### Dataset entries:
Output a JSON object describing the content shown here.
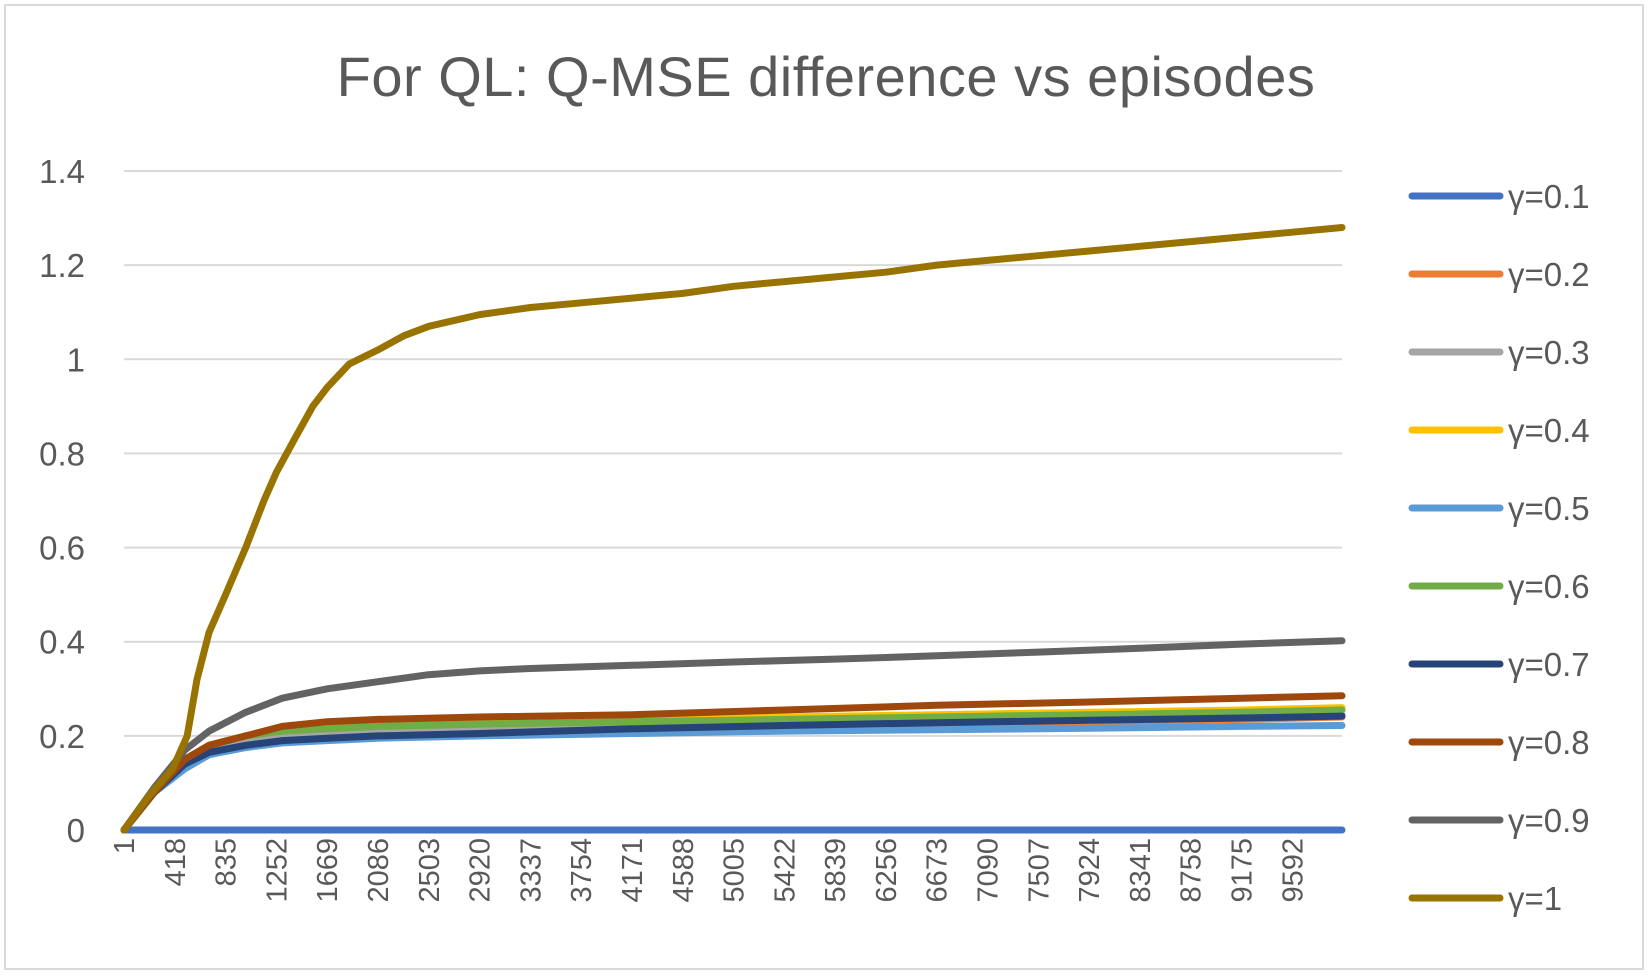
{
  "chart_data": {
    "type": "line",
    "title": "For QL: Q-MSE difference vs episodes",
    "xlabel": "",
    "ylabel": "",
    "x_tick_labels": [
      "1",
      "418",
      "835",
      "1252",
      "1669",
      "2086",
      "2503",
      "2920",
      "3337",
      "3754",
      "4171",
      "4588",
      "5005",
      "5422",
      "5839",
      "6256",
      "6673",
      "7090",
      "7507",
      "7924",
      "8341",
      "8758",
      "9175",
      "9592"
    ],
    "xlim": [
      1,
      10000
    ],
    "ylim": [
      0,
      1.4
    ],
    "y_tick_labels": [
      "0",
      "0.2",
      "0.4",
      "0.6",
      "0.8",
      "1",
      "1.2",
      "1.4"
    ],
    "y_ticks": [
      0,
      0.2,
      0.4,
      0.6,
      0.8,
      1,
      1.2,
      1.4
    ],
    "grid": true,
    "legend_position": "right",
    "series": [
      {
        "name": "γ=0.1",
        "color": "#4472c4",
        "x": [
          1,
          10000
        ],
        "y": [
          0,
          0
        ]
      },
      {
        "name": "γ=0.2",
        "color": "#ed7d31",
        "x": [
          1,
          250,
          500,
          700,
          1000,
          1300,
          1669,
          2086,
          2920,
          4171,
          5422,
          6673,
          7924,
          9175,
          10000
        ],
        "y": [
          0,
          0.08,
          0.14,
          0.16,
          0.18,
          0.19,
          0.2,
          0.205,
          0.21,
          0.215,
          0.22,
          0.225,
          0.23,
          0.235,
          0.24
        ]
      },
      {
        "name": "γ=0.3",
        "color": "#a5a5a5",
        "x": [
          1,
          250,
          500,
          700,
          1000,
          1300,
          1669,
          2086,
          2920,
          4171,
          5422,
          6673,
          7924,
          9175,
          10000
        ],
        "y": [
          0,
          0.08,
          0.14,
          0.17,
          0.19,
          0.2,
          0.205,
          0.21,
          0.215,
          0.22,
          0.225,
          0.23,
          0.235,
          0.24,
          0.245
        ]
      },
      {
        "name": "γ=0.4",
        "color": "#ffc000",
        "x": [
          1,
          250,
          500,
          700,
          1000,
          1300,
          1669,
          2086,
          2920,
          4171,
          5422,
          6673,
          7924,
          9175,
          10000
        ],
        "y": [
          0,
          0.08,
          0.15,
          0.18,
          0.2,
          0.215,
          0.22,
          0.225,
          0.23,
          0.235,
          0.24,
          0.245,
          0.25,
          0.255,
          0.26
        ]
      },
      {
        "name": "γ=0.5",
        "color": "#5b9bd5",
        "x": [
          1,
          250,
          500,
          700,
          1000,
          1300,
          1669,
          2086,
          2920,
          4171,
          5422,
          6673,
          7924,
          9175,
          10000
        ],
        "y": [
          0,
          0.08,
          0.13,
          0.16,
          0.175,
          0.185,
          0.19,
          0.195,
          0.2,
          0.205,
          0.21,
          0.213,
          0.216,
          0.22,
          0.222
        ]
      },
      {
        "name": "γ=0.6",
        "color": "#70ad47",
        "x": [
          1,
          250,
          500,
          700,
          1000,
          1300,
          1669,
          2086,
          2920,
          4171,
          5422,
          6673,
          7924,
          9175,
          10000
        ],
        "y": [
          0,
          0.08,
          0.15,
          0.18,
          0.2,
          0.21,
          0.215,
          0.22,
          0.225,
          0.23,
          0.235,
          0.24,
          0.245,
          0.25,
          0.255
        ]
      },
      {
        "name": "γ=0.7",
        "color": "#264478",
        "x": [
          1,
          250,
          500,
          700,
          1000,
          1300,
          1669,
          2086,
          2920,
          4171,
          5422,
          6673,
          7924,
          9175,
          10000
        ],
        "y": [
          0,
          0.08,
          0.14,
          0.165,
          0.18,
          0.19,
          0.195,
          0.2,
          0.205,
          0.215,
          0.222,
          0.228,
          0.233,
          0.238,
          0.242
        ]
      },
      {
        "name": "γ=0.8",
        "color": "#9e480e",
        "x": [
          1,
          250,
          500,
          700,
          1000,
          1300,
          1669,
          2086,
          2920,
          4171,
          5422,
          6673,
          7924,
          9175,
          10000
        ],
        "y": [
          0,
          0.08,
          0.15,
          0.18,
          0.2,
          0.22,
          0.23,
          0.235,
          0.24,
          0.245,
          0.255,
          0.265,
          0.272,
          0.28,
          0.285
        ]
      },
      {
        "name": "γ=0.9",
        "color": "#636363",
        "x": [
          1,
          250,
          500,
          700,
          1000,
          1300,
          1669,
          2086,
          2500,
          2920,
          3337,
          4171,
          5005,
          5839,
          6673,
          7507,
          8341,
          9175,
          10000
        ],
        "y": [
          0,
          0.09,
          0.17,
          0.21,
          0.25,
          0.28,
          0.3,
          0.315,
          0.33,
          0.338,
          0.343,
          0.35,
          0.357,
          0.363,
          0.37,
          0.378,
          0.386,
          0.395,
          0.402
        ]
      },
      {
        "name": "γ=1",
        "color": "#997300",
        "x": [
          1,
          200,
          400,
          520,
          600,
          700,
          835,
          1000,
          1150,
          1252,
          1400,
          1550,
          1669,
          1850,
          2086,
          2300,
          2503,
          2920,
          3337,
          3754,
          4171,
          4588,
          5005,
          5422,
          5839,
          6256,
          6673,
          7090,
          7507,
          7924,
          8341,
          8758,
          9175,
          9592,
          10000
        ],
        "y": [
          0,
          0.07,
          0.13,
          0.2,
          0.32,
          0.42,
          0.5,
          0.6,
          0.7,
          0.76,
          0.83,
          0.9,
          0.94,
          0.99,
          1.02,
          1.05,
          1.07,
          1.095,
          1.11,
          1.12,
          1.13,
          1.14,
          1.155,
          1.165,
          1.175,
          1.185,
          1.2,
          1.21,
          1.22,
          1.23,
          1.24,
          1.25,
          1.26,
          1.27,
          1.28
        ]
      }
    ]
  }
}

### Work to be completed:
Without including any pictures, reproduce the listing exactly.

### Reply:
Output a JSON object describing the content shown here.
{
  "chart_data": {
    "type": "line",
    "title": "For QL: Q-MSE difference vs episodes",
    "xlabel": "",
    "ylabel": "",
    "x_tick_labels": [
      "1",
      "418",
      "835",
      "1252",
      "1669",
      "2086",
      "2503",
      "2920",
      "3337",
      "3754",
      "4171",
      "4588",
      "5005",
      "5422",
      "5839",
      "6256",
      "6673",
      "7090",
      "7507",
      "7924",
      "8341",
      "8758",
      "9175",
      "9592"
    ],
    "xlim": [
      1,
      10000
    ],
    "ylim": [
      0,
      1.4
    ],
    "y_tick_labels": [
      "0",
      "0.2",
      "0.4",
      "0.6",
      "0.8",
      "1",
      "1.2",
      "1.4"
    ],
    "y_ticks": [
      0,
      0.2,
      0.4,
      0.6,
      0.8,
      1,
      1.2,
      1.4
    ],
    "grid": true,
    "legend_position": "right",
    "series": [
      {
        "name": "γ=0.1",
        "color": "#4472c4",
        "x": [
          1,
          10000
        ],
        "y": [
          0,
          0
        ]
      },
      {
        "name": "γ=0.2",
        "color": "#ed7d31",
        "x": [
          1,
          250,
          500,
          700,
          1000,
          1300,
          1669,
          2086,
          2920,
          4171,
          5422,
          6673,
          7924,
          9175,
          10000
        ],
        "y": [
          0,
          0.08,
          0.14,
          0.16,
          0.18,
          0.19,
          0.2,
          0.205,
          0.21,
          0.215,
          0.22,
          0.225,
          0.23,
          0.235,
          0.24
        ]
      },
      {
        "name": "γ=0.3",
        "color": "#a5a5a5",
        "x": [
          1,
          250,
          500,
          700,
          1000,
          1300,
          1669,
          2086,
          2920,
          4171,
          5422,
          6673,
          7924,
          9175,
          10000
        ],
        "y": [
          0,
          0.08,
          0.14,
          0.17,
          0.19,
          0.2,
          0.205,
          0.21,
          0.215,
          0.22,
          0.225,
          0.23,
          0.235,
          0.24,
          0.245
        ]
      },
      {
        "name": "γ=0.4",
        "color": "#ffc000",
        "x": [
          1,
          250,
          500,
          700,
          1000,
          1300,
          1669,
          2086,
          2920,
          4171,
          5422,
          6673,
          7924,
          9175,
          10000
        ],
        "y": [
          0,
          0.08,
          0.15,
          0.18,
          0.2,
          0.215,
          0.22,
          0.225,
          0.23,
          0.235,
          0.24,
          0.245,
          0.25,
          0.255,
          0.26
        ]
      },
      {
        "name": "γ=0.5",
        "color": "#5b9bd5",
        "x": [
          1,
          250,
          500,
          700,
          1000,
          1300,
          1669,
          2086,
          2920,
          4171,
          5422,
          6673,
          7924,
          9175,
          10000
        ],
        "y": [
          0,
          0.08,
          0.13,
          0.16,
          0.175,
          0.185,
          0.19,
          0.195,
          0.2,
          0.205,
          0.21,
          0.213,
          0.216,
          0.22,
          0.222
        ]
      },
      {
        "name": "γ=0.6",
        "color": "#70ad47",
        "x": [
          1,
          250,
          500,
          700,
          1000,
          1300,
          1669,
          2086,
          2920,
          4171,
          5422,
          6673,
          7924,
          9175,
          10000
        ],
        "y": [
          0,
          0.08,
          0.15,
          0.18,
          0.2,
          0.21,
          0.215,
          0.22,
          0.225,
          0.23,
          0.235,
          0.24,
          0.245,
          0.25,
          0.255
        ]
      },
      {
        "name": "γ=0.7",
        "color": "#264478",
        "x": [
          1,
          250,
          500,
          700,
          1000,
          1300,
          1669,
          2086,
          2920,
          4171,
          5422,
          6673,
          7924,
          9175,
          10000
        ],
        "y": [
          0,
          0.08,
          0.14,
          0.165,
          0.18,
          0.19,
          0.195,
          0.2,
          0.205,
          0.215,
          0.222,
          0.228,
          0.233,
          0.238,
          0.242
        ]
      },
      {
        "name": "γ=0.8",
        "color": "#9e480e",
        "x": [
          1,
          250,
          500,
          700,
          1000,
          1300,
          1669,
          2086,
          2920,
          4171,
          5422,
          6673,
          7924,
          9175,
          10000
        ],
        "y": [
          0,
          0.08,
          0.15,
          0.18,
          0.2,
          0.22,
          0.23,
          0.235,
          0.24,
          0.245,
          0.255,
          0.265,
          0.272,
          0.28,
          0.285
        ]
      },
      {
        "name": "γ=0.9",
        "color": "#636363",
        "x": [
          1,
          250,
          500,
          700,
          1000,
          1300,
          1669,
          2086,
          2500,
          2920,
          3337,
          4171,
          5005,
          5839,
          6673,
          7507,
          8341,
          9175,
          10000
        ],
        "y": [
          0,
          0.09,
          0.17,
          0.21,
          0.25,
          0.28,
          0.3,
          0.315,
          0.33,
          0.338,
          0.343,
          0.35,
          0.357,
          0.363,
          0.37,
          0.378,
          0.386,
          0.395,
          0.402
        ]
      },
      {
        "name": "γ=1",
        "color": "#997300",
        "x": [
          1,
          200,
          400,
          520,
          600,
          700,
          835,
          1000,
          1150,
          1252,
          1400,
          1550,
          1669,
          1850,
          2086,
          2300,
          2503,
          2920,
          3337,
          3754,
          4171,
          4588,
          5005,
          5422,
          5839,
          6256,
          6673,
          7090,
          7507,
          7924,
          8341,
          8758,
          9175,
          9592,
          10000
        ],
        "y": [
          0,
          0.07,
          0.13,
          0.2,
          0.32,
          0.42,
          0.5,
          0.6,
          0.7,
          0.76,
          0.83,
          0.9,
          0.94,
          0.99,
          1.02,
          1.05,
          1.07,
          1.095,
          1.11,
          1.12,
          1.13,
          1.14,
          1.155,
          1.165,
          1.175,
          1.185,
          1.2,
          1.21,
          1.22,
          1.23,
          1.24,
          1.25,
          1.26,
          1.27,
          1.28
        ]
      }
    ]
  }
}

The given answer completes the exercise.